**Prompt**: The listing below should be printed exactly, every line of it. Skip the pictures.

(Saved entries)
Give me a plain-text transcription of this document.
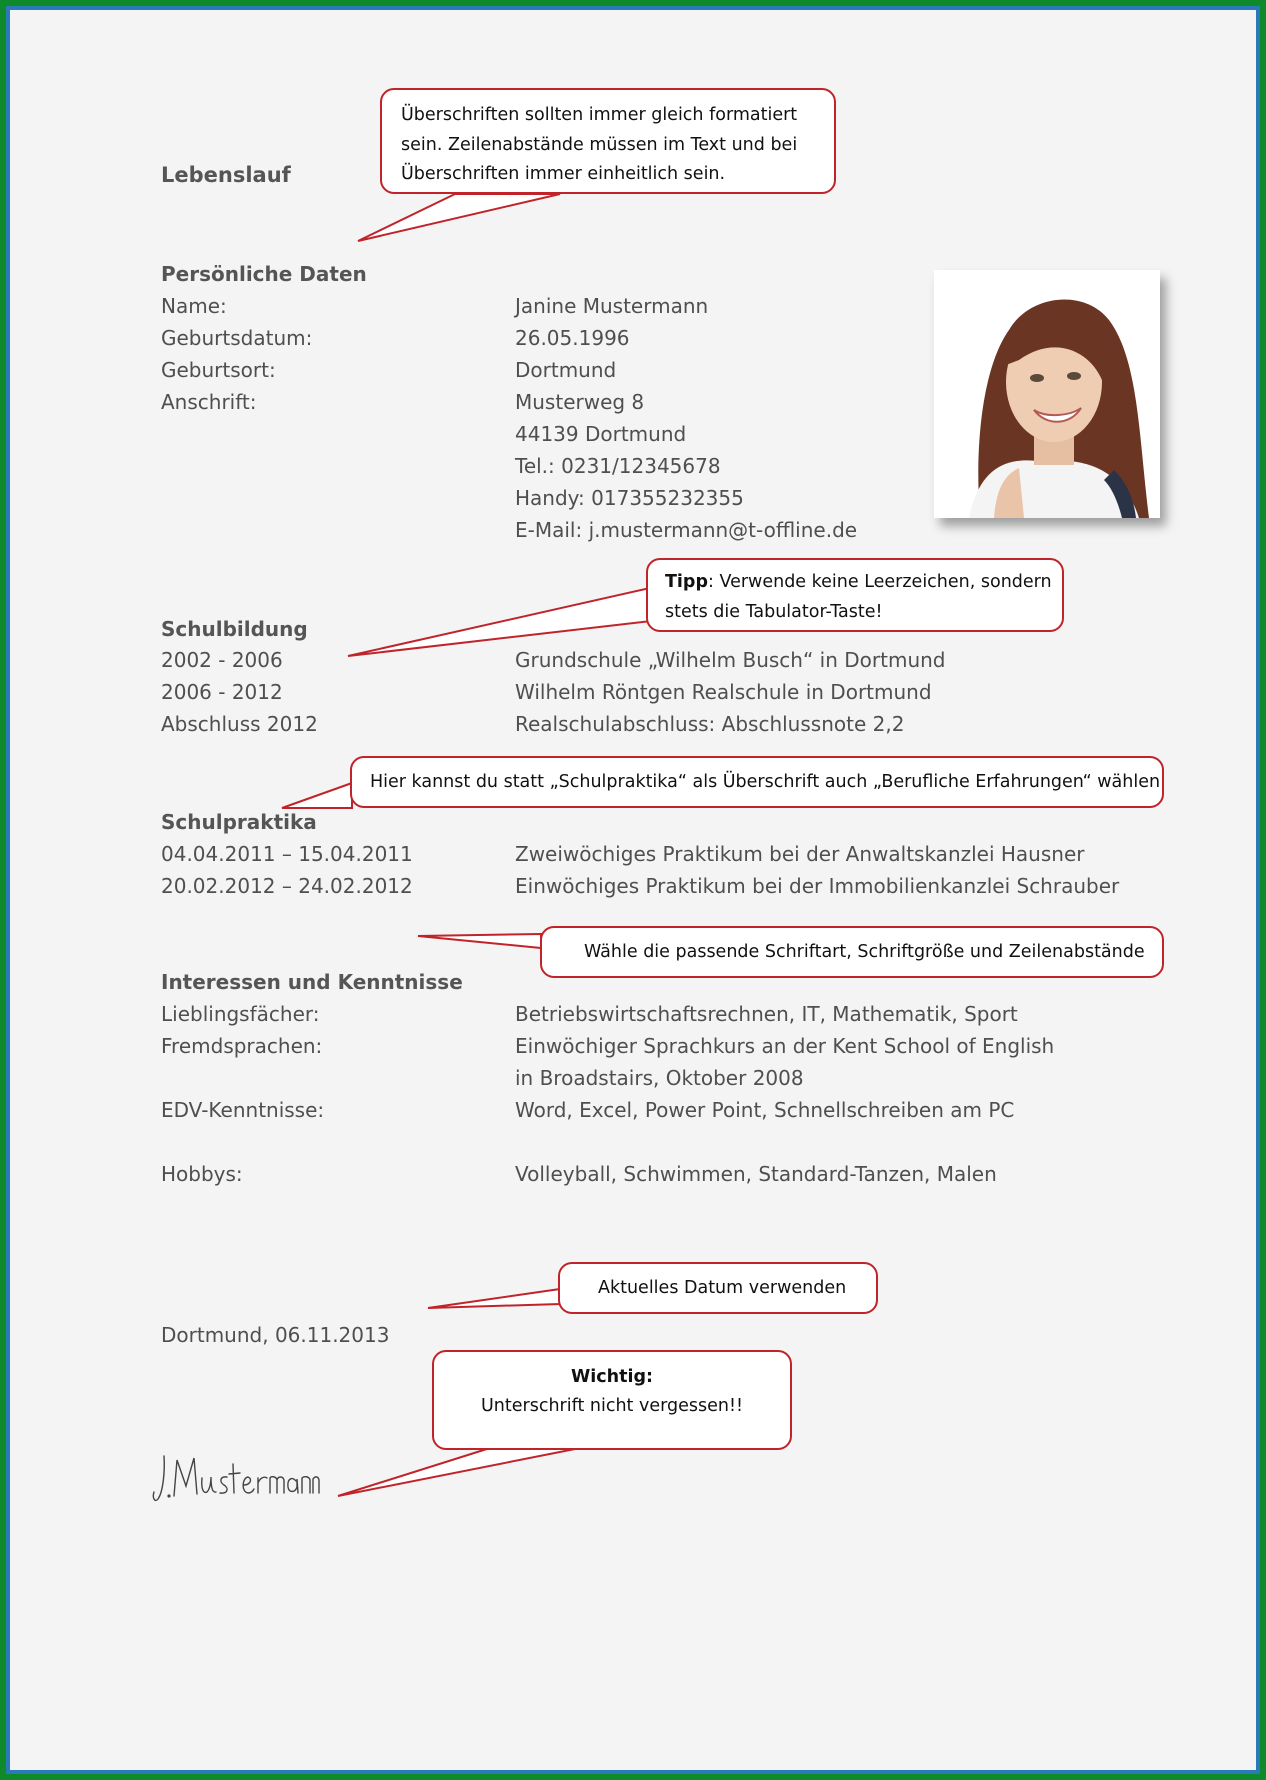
Lebenslauf
Persönliche Daten
Name:	Janine Mustermann
Geburtsdatum:	26.05.1996
Geburtsort:	Dortmund
Anschrift:	Musterweg 8
44139 Dortmund
Tel.: 0231/12345678
Handy: 017355232355
E-Mail: j.mustermann@t-offline.de
Überschriften sollten immer gleich formatiert
sein. Zeilenabstände müssen im Text und bei
Überschriften immer einheitlich sein.
Tipp: Verwende keine Leerzeichen, sondern
stets die Tabulator-Taste!
Schulbildung
2002 - 2006	Grundschule „Wilhelm Busch“ in Dortmund
2006 - 2012	Wilhelm Röntgen Realschule in Dortmund
Abschluss 2012	Realschulabschluss: Abschlussnote 2,2
Hier kannst du statt „Schulpraktika“ als Überschrift auch „Berufliche Erfahrungen“ wählen
Schulpraktika
04.04.2011 – 15.04.2011	Zweiwöchiges Praktikum bei der Anwaltskanzlei Hausner
20.02.2012 – 24.02.2012	Einwöchiges Praktikum bei der Immobilienkanzlei Schrauber
Wähle die passende Schriftart, Schriftgröße und Zeilenabstände
Interessen und Kenntnisse
Lieblingsfächer:	Betriebswirtschaftsrechnen, IT, Mathematik, Sport
Fremdsprachen:	Einwöchiger Sprachkurs an der Kent School of English
in Broadstairs, Oktober 2008
EDV-Kenntnisse:	Word, Excel, Power Point, Schnellschreiben am PC
Hobbys:	Volleyball, Schwimmen, Standard-Tanzen, Malen
Aktuelles Datum verwenden
Dortmund, 06.11.2013
Wichtig:
Unterschrift nicht vergessen!!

**Solution to this exercise**:
Give me a plain-text transcription of this document.
Lebenslauf
Persönliche Daten
Name:	Janine Mustermann
Geburtsdatum:	26.05.1996
Geburtsort:	Dortmund
Anschrift:	Musterweg 8
44139 Dortmund
Tel.: 0231/12345678
Handy: 017355232355
E-Mail: j.mustermann@t-offline.de
Überschriften sollten immer gleich formatiert
sein. Zeilenabstände müssen im Text und bei
Überschriften immer einheitlich sein.
Tipp: Verwende keine Leerzeichen, sondern
stets die Tabulator-Taste!
Schulbildung
2002 - 2006	Grundschule „Wilhelm Busch“ in Dortmund
2006 - 2012	Wilhelm Röntgen Realschule in Dortmund
Abschluss 2012	Realschulabschluss: Abschlussnote 2,2
Hier kannst du statt „Schulpraktika“ als Überschrift auch „Berufliche Erfahrungen“ wählen
Schulpraktika
04.04.2011 – 15.04.2011	Zweiwöchiges Praktikum bei der Anwaltskanzlei Hausner
20.02.2012 – 24.02.2012	Einwöchiges Praktikum bei der Immobilienkanzlei Schrauber
Wähle die passende Schriftart, Schriftgröße und Zeilenabstände
Interessen und Kenntnisse
Lieblingsfächer:	Betriebswirtschaftsrechnen, IT, Mathematik, Sport
Fremdsprachen:	Einwöchiger Sprachkurs an der Kent School of English
in Broadstairs, Oktober 2008
EDV-Kenntnisse:	Word, Excel, Power Point, Schnellschreiben am PC
Hobbys:	Volleyball, Schwimmen, Standard-Tanzen, Malen
Aktuelles Datum verwenden
Dortmund, 06.11.2013
Wichtig:
Unterschrift nicht vergessen!!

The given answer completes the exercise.